Given request
Pull out every line in the data that has the string "possible" in it.

======

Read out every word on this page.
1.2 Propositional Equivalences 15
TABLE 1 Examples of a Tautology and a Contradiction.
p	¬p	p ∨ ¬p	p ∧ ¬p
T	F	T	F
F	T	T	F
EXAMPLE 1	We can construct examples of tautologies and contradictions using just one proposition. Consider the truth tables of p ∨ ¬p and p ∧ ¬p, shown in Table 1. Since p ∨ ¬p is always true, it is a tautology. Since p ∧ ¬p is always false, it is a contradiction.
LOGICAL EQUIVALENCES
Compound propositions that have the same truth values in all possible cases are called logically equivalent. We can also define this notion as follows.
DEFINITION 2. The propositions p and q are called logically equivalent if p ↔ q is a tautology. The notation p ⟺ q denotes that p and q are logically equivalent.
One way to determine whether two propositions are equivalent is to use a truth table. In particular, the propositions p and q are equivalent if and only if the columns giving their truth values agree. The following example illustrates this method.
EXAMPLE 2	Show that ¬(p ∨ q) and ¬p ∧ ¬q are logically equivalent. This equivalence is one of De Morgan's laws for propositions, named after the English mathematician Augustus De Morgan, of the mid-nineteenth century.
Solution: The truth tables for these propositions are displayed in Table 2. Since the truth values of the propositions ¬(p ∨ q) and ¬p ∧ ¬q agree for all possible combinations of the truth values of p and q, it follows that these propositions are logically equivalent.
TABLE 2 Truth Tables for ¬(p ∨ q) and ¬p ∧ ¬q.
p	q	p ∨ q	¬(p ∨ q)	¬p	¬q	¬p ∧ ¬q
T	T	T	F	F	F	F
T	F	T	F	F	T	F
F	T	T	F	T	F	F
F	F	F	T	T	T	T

======

Exercise response
Compound propositions that have the same truth values in all possible cases are called logically equivalent. We can also define this notion as follows.
Solution: The truth tables for these propositions are displayed in Table 2. Since the truth values of the propositions ¬(p ∨ q) and ¬p ∧ ¬q agree for all possible combinations of the truth values of p and q, it follows that these propositions are logically equivalent.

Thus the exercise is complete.